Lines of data
━━━━

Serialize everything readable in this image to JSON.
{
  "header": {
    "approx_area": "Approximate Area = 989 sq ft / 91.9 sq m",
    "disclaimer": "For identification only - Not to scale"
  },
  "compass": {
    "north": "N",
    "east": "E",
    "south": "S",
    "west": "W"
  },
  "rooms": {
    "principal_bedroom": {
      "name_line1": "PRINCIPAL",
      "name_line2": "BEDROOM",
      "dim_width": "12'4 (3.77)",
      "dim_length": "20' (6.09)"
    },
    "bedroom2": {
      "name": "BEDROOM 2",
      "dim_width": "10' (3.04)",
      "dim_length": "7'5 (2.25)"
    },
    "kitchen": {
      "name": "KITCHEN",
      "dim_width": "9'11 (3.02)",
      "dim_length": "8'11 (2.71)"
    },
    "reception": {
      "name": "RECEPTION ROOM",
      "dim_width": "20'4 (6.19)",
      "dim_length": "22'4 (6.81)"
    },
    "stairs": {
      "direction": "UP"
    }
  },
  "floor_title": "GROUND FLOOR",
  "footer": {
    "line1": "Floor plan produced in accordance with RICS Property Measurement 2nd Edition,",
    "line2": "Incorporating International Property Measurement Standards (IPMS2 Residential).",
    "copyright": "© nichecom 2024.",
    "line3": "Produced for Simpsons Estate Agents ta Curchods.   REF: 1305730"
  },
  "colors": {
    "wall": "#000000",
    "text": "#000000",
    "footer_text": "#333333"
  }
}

━━━━

What the task asks | Among the entries, how many lines contain the string "Property"? Give the number without anything else.

Exercise solution | 2